▶ [What the task asks]: Omit all pictures. Quote the lines from the one with "Parse this chart and return its data as JSON." through the end of the listing below, exactly as they appear.

▶ [Excerpted records]:
****************************************

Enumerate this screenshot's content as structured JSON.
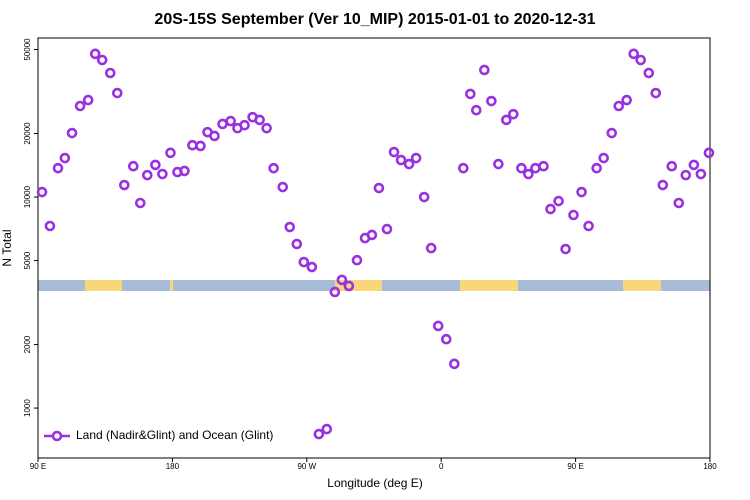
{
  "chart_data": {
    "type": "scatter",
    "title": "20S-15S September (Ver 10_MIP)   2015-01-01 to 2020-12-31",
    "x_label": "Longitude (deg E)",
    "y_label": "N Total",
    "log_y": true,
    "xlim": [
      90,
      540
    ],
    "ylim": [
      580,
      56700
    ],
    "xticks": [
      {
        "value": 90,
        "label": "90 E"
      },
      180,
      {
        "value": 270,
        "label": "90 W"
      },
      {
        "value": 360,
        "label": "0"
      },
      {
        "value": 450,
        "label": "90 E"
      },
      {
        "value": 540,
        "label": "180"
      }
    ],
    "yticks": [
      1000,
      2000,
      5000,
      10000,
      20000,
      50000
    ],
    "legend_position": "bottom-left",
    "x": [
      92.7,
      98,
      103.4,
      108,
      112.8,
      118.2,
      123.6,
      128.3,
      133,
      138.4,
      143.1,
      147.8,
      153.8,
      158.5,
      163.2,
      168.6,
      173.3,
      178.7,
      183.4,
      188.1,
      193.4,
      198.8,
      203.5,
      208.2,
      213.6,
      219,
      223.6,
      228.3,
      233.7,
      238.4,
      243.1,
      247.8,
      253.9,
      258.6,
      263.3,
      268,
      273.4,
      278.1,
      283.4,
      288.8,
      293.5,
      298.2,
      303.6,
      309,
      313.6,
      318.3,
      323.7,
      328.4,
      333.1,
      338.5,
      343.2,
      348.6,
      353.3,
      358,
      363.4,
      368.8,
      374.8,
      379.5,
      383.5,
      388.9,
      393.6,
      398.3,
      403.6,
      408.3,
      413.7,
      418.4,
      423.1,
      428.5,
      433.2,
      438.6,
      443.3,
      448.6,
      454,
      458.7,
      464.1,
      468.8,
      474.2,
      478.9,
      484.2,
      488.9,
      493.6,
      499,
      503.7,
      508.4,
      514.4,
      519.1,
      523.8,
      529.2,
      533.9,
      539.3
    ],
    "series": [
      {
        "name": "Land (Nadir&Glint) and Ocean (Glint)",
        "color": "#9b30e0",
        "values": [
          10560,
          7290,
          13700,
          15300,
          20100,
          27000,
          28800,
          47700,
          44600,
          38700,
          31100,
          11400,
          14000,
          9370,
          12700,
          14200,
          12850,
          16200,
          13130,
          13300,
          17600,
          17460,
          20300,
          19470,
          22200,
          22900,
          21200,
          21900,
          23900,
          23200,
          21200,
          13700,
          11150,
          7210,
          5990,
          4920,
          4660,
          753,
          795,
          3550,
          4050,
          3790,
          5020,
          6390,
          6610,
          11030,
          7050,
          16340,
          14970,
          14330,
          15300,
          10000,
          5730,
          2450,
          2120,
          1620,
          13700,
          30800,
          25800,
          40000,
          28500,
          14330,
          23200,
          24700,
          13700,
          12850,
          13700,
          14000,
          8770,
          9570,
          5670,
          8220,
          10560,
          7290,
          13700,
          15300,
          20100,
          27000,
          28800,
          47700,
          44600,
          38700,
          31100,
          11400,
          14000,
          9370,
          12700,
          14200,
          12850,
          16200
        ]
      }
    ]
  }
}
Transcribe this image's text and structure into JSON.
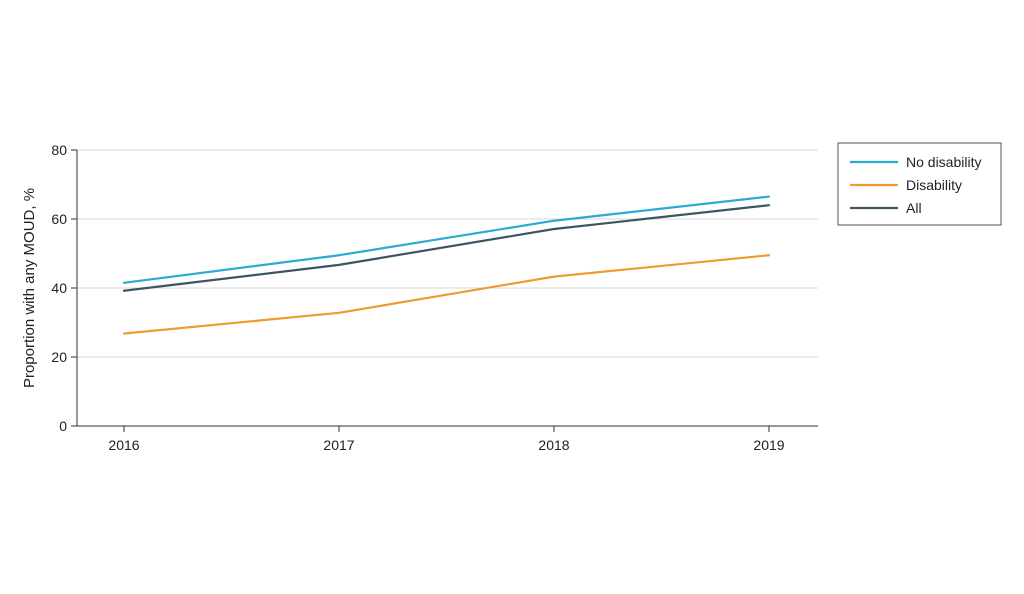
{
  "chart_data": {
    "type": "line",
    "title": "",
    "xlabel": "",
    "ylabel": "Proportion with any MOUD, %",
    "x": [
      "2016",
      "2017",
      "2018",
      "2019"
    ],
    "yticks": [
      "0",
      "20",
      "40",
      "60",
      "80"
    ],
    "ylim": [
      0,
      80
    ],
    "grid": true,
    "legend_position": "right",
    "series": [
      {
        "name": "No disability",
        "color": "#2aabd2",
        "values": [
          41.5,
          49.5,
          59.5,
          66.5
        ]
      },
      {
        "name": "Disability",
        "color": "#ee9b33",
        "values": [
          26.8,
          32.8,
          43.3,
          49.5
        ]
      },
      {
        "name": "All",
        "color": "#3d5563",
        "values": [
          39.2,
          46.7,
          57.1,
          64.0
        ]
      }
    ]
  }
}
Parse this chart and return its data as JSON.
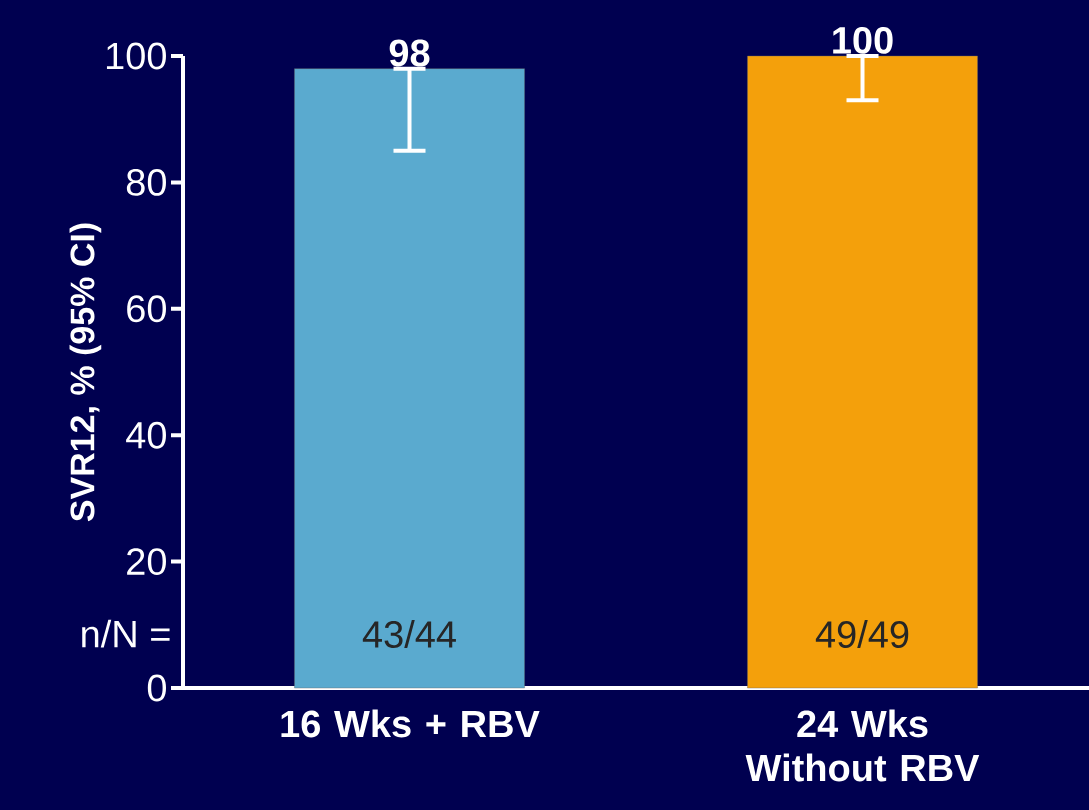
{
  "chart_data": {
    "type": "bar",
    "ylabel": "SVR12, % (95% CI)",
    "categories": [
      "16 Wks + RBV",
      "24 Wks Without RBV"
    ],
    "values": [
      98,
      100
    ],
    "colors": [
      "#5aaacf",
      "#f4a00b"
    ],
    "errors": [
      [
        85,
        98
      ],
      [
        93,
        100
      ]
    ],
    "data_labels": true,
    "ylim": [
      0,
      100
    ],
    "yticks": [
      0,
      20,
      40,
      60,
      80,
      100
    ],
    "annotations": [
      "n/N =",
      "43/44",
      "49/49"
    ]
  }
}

****************************************

▶ [Solution for this exercise]:
Parse this chart and return its data as JSON.
{
  "chart_data": {
    "type": "bar",
    "ylabel": "SVR12, % (95% CI)",
    "categories": [
      "16 Wks + RBV",
      "24 Wks Without RBV"
    ],
    "values": [
      98,
      100
    ],
    "colors": [
      "#5aaacf",
      "#f4a00b"
    ],
    "errors": [
      [
        85,
        98
      ],
      [
        93,
        100
      ]
    ],
    "data_labels": true,
    "ylim": [
      0,
      100
    ],
    "yticks": [
      0,
      20,
      40,
      60,
      80,
      100
    ],
    "annotations": [
      "n/N =",
      "43/44",
      "49/49"
    ]
  }
}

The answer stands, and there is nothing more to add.